* start Records for this exercise *

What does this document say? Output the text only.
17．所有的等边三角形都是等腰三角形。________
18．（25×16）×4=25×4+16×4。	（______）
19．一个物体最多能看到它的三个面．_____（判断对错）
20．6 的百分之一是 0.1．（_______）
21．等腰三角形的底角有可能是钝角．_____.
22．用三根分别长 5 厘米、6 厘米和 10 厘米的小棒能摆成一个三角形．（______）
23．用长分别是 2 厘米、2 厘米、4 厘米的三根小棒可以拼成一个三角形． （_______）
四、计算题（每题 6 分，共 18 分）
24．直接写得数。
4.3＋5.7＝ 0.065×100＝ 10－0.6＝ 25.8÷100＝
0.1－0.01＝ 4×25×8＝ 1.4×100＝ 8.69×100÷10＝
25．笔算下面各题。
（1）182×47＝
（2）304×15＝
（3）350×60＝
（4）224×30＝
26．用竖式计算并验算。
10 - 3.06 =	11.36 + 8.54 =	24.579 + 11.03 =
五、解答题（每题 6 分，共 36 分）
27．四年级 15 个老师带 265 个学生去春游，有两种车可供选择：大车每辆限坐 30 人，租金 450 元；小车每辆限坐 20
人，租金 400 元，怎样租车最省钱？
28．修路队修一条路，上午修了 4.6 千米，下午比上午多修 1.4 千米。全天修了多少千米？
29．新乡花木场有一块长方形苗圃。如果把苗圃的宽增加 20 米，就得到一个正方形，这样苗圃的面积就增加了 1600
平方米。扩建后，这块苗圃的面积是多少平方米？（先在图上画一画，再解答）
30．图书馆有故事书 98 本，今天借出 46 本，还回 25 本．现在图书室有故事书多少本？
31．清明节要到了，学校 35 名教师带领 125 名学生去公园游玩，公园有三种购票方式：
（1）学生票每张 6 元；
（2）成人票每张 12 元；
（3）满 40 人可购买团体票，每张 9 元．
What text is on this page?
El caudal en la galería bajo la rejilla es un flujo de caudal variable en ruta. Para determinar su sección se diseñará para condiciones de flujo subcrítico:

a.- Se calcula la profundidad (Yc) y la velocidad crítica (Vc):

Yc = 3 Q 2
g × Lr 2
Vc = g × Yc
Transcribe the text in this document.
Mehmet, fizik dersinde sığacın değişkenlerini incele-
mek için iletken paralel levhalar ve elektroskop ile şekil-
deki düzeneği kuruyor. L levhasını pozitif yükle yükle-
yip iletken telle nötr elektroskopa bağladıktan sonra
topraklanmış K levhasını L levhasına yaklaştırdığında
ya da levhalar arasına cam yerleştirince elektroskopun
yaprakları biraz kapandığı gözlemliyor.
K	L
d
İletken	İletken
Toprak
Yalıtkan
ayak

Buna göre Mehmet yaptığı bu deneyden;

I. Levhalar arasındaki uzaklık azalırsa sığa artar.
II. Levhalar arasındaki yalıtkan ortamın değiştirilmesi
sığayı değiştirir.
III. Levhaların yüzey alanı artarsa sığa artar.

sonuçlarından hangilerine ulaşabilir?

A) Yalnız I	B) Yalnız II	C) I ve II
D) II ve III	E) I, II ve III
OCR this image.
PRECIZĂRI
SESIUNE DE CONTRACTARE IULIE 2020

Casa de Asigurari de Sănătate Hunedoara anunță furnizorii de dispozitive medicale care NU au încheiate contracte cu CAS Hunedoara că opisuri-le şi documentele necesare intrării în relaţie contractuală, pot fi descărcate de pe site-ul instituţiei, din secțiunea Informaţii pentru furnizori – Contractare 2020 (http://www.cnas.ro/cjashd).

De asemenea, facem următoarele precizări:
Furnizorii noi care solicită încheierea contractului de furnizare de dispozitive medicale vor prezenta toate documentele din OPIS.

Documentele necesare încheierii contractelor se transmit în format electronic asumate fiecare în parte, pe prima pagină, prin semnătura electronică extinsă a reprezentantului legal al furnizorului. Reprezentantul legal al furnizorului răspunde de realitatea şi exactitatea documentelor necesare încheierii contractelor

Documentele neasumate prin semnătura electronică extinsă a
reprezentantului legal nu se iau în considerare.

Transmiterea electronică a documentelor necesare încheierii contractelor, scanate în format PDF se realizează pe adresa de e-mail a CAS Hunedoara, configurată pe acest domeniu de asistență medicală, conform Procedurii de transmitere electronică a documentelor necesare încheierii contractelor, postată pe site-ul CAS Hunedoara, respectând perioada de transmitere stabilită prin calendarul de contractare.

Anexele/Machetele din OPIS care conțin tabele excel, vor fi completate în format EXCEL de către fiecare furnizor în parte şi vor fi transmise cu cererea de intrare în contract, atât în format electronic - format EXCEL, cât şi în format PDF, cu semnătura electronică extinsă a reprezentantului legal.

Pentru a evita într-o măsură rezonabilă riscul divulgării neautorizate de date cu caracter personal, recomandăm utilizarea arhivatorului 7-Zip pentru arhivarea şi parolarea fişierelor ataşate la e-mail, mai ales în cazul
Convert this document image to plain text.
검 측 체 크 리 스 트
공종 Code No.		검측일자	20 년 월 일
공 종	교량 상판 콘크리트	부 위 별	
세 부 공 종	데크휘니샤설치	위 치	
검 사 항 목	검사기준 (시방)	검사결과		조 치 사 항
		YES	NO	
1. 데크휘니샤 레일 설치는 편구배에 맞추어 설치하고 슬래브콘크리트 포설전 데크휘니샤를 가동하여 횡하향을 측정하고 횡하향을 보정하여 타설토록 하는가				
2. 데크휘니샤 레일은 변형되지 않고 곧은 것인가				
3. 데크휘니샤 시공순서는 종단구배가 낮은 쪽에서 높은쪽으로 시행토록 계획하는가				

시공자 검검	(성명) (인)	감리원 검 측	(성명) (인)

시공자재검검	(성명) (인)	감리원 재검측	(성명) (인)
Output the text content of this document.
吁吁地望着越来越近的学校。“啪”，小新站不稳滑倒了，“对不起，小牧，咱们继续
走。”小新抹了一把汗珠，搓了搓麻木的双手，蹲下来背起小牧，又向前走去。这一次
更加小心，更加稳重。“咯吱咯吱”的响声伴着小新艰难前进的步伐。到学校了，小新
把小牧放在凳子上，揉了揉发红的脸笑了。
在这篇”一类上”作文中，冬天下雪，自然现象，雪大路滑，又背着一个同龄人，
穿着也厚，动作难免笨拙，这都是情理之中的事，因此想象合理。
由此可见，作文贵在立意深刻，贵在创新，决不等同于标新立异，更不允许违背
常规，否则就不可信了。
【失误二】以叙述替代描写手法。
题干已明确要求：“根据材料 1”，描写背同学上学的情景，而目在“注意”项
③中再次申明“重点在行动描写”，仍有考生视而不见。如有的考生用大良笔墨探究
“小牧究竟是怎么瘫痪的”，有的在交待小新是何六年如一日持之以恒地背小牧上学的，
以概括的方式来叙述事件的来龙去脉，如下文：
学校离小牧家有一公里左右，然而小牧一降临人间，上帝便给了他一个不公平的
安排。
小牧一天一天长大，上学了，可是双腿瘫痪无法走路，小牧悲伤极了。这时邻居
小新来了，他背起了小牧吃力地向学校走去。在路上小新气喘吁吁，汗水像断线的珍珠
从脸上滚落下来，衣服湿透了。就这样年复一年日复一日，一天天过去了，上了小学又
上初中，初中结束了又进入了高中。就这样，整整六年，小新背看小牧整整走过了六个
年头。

* end Records for this exercise *

Only lines with "Output" are wanted here; list each of them.

Result below:
What does this document say? Output the text only.
Output the text content of this document.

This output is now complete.